* WHAT IS EXPECTED *
Arrange the lines of the data below as a numbered list, leaving out any blank lines.

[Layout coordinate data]
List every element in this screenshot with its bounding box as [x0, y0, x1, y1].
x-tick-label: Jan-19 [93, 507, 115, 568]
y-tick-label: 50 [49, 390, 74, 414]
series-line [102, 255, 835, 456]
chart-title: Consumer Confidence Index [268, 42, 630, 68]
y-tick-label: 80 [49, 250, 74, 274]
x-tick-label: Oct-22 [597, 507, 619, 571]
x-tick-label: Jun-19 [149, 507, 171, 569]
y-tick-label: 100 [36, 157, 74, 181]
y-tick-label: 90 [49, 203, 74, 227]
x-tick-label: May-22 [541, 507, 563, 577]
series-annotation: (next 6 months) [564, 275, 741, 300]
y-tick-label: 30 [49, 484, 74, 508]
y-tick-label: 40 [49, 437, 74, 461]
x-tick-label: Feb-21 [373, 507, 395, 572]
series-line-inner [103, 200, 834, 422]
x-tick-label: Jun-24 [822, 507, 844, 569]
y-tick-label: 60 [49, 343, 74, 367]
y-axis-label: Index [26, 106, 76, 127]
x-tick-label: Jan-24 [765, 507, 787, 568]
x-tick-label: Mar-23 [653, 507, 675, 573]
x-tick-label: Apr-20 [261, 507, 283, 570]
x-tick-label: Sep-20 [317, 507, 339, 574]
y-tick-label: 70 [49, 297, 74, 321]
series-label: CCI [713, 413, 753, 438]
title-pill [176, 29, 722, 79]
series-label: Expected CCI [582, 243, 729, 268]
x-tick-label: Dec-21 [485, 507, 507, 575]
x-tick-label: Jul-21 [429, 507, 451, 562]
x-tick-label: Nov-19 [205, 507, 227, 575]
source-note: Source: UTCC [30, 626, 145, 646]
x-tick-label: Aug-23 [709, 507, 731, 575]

* WRITTEN SOLUTION *
1. List every element in this screenshot with its bounding box as [x0, y0, x1, y1].
2. x-tick-label: Jan-19 [93, 507, 115, 568]
3. y-tick-label: 50 [49, 390, 74, 414]
4. series-line [102, 255, 835, 456]
5. chart-title: Consumer Confidence Index [268, 42, 630, 68]
6. y-tick-label: 80 [49, 250, 74, 274]
7. x-tick-label: Oct-22 [597, 507, 619, 571]
8. x-tick-label: Jun-19 [149, 507, 171, 569]
9. y-tick-label: 100 [36, 157, 74, 181]
10. y-tick-label: 90 [49, 203, 74, 227]
11. x-tick-label: May-22 [541, 507, 563, 577]
12. series-annotation: (next 6 months) [564, 275, 741, 300]
13. y-tick-label: 30 [49, 484, 74, 508]
14. y-tick-label: 40 [49, 437, 74, 461]
15. x-tick-label: Feb-21 [373, 507, 395, 572]
16. series-line-inner [103, 200, 834, 422]
17. x-tick-label: Jun-24 [822, 507, 844, 569]
18. y-tick-label: 60 [49, 343, 74, 367]
19. y-axis-label: Index [26, 106, 76, 127]
20. x-tick-label: Jan-24 [765, 507, 787, 568]
21. x-tick-label: Mar-23 [653, 507, 675, 573]
22. x-tick-label: Apr-20 [261, 507, 283, 570]
23. x-tick-label: Sep-20 [317, 507, 339, 574]
24. y-tick-label: 70 [49, 297, 74, 321]
25. series-label: CCI [713, 413, 753, 438]
26. title-pill [176, 29, 722, 79]
27. series-label: Expected CCI [582, 243, 729, 268]
28. x-tick-label: Dec-21 [485, 507, 507, 575]
29. x-tick-label: Jul-21 [429, 507, 451, 562]
30. x-tick-label: Nov-19 [205, 507, 227, 575]
31. source-note: Source: UTCC [30, 626, 145, 646]
32. x-tick-label: Aug-23 [709, 507, 731, 575]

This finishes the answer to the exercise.